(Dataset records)
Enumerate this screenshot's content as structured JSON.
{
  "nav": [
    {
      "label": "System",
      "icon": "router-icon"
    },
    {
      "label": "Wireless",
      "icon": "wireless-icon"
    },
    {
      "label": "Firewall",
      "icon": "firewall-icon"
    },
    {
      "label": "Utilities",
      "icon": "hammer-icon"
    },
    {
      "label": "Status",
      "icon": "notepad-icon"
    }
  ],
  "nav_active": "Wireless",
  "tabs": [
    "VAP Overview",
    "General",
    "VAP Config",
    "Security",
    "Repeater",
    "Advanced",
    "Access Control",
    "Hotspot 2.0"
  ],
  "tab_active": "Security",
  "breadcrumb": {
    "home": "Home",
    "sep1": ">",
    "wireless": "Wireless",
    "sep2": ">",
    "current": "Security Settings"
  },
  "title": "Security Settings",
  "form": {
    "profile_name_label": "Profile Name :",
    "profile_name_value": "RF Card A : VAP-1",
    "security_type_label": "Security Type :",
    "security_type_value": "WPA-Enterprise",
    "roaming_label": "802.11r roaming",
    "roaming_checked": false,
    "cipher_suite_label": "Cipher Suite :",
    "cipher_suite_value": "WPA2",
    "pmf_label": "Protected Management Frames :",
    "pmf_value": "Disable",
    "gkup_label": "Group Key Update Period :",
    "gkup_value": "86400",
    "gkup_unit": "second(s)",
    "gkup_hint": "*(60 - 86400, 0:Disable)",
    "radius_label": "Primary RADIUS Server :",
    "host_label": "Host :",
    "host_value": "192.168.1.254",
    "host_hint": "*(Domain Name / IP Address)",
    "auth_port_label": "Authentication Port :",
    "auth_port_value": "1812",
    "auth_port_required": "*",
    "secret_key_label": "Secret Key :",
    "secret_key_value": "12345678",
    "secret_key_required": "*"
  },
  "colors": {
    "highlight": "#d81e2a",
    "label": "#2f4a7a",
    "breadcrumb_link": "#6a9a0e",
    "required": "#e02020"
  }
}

* **EXERCISE AIM**:
Take the entries and copy them out exactly.

* **RESULT OF THIS TASK**:
Enumerate this screenshot's content as structured JSON.
{
  "nav": [
    {
      "label": "System",
      "icon": "router-icon"
    },
    {
      "label": "Wireless",
      "icon": "wireless-icon"
    },
    {
      "label": "Firewall",
      "icon": "firewall-icon"
    },
    {
      "label": "Utilities",
      "icon": "hammer-icon"
    },
    {
      "label": "Status",
      "icon": "notepad-icon"
    }
  ],
  "nav_active": "Wireless",
  "tabs": [
    "VAP Overview",
    "General",
    "VAP Config",
    "Security",
    "Repeater",
    "Advanced",
    "Access Control",
    "Hotspot 2.0"
  ],
  "tab_active": "Security",
  "breadcrumb": {
    "home": "Home",
    "sep1": ">",
    "wireless": "Wireless",
    "sep2": ">",
    "current": "Security Settings"
  },
  "title": "Security Settings",
  "form": {
    "profile_name_label": "Profile Name :",
    "profile_name_value": "RF Card A : VAP-1",
    "security_type_label": "Security Type :",
    "security_type_value": "WPA-Enterprise",
    "roaming_label": "802.11r roaming",
    "roaming_checked": false,
    "cipher_suite_label": "Cipher Suite :",
    "cipher_suite_value": "WPA2",
    "pmf_label": "Protected Management Frames :",
    "pmf_value": "Disable",
    "gkup_label": "Group Key Update Period :",
    "gkup_value": "86400",
    "gkup_unit": "second(s)",
    "gkup_hint": "*(60 - 86400, 0:Disable)",
    "radius_label": "Primary RADIUS Server :",
    "host_label": "Host :",
    "host_value": "192.168.1.254",
    "host_hint": "*(Domain Name / IP Address)",
    "auth_port_label": "Authentication Port :",
    "auth_port_value": "1812",
    "auth_port_required": "*",
    "secret_key_label": "Secret Key :",
    "secret_key_value": "12345678",
    "secret_key_required": "*"
  },
  "colors": {
    "highlight": "#d81e2a",
    "label": "#2f4a7a",
    "breadcrumb_link": "#6a9a0e",
    "required": "#e02020"
  }
}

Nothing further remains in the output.